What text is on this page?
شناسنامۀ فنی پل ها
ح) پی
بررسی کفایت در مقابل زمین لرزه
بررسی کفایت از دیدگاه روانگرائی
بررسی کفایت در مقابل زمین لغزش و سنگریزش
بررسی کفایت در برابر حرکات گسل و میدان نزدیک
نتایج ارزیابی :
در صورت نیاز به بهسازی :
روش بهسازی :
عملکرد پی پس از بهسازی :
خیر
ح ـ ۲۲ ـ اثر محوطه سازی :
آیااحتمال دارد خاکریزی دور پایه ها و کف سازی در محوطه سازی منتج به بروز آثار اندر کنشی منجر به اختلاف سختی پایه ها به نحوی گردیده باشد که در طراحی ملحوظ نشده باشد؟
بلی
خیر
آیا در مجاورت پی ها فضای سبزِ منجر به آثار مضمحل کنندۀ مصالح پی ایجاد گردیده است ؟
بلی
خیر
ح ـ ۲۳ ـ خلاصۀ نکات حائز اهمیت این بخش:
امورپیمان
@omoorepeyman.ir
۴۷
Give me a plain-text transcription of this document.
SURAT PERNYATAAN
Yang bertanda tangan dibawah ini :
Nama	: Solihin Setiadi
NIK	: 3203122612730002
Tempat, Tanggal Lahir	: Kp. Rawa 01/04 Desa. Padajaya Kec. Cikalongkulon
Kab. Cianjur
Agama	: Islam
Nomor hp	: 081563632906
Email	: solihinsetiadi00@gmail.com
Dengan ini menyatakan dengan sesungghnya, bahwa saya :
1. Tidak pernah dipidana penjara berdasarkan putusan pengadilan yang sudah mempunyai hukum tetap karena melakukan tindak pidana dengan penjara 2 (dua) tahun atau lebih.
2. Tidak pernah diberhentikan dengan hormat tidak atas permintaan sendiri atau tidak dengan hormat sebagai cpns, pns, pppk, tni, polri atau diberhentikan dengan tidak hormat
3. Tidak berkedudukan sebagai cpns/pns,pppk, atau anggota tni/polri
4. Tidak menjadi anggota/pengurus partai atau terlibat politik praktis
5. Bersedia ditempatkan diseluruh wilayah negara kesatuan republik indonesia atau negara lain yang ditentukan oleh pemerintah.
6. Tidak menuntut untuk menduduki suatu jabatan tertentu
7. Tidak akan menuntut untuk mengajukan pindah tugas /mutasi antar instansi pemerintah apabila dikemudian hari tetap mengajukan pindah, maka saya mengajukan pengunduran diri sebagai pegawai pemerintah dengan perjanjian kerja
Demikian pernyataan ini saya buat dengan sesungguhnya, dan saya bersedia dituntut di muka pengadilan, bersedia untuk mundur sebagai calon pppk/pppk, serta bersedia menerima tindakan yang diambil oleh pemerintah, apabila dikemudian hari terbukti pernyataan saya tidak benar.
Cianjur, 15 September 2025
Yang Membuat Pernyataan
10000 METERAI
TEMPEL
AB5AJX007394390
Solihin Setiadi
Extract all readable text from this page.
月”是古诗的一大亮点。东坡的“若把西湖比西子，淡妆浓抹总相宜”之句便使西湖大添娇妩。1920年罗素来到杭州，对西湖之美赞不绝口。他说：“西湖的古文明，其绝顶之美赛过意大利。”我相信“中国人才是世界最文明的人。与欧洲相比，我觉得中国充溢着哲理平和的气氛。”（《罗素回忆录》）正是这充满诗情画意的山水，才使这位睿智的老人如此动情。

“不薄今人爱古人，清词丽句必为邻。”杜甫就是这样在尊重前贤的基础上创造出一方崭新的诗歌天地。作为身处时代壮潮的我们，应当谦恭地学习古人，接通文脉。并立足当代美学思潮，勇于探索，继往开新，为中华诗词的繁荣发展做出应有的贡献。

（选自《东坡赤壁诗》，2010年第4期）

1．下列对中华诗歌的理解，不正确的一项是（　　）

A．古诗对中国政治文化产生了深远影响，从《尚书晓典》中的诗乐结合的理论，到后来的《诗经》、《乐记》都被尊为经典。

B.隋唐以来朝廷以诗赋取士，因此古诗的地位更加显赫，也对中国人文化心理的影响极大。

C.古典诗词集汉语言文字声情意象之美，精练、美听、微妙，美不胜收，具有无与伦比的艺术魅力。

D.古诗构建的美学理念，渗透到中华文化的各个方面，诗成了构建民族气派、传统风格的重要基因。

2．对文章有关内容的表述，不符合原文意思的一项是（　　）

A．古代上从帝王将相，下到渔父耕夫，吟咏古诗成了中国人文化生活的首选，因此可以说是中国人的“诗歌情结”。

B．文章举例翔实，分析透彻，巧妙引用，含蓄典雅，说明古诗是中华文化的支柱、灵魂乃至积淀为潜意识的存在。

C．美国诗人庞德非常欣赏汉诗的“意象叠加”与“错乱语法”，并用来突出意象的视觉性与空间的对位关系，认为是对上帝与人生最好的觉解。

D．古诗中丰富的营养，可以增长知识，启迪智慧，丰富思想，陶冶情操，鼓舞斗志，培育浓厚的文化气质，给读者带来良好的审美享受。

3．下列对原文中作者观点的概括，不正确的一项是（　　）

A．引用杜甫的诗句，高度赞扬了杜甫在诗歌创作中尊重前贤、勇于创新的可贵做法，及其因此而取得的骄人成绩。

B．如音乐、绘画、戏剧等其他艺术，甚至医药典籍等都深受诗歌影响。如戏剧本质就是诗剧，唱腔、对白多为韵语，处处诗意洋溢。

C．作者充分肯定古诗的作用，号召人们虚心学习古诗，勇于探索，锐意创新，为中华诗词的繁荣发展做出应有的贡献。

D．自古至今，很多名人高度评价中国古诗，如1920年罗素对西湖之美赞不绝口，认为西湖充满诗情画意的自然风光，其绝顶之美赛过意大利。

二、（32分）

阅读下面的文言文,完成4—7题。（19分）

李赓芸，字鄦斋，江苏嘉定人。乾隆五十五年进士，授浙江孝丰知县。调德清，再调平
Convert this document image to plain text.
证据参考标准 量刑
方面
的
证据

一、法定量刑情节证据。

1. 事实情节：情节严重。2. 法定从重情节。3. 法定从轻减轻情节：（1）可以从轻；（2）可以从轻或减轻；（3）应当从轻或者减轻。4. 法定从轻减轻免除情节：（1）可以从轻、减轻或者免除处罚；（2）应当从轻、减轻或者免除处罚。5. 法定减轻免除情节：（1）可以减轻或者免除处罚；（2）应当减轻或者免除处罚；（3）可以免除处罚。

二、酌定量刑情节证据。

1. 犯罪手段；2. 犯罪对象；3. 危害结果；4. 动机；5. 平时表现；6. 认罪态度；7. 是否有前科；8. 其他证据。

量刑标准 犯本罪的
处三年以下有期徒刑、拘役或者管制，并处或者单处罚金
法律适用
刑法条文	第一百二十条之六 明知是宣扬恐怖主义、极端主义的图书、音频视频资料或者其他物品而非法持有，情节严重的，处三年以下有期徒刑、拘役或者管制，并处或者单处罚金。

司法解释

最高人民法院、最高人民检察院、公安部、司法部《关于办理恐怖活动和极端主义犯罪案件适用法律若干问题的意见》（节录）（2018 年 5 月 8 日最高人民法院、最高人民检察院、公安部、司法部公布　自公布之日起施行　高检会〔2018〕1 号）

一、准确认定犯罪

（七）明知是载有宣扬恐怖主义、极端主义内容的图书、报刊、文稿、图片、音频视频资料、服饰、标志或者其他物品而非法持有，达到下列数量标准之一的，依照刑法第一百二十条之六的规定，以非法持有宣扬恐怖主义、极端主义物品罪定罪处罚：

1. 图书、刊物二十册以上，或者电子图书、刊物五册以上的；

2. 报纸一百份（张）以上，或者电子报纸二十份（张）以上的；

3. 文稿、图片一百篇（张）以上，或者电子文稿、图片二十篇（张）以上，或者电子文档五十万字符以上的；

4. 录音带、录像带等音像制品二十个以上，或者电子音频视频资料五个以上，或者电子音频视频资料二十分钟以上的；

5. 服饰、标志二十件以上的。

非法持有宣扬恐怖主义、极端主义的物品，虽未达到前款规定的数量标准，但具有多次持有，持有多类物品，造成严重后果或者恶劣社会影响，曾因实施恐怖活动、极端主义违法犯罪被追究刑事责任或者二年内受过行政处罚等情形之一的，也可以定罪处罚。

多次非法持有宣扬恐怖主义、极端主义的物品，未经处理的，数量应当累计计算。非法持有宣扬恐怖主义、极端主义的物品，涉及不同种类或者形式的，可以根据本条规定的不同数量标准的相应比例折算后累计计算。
+===+
#### [STATED PROBLEM]
From the listing above, copy every line that holds the string "بهسازی".

#### [SOLUTION TO THIS TASK]
در صورت نیاز به بهسازی :
روش بهسازی :
عملکرد پی پس از بهسازی :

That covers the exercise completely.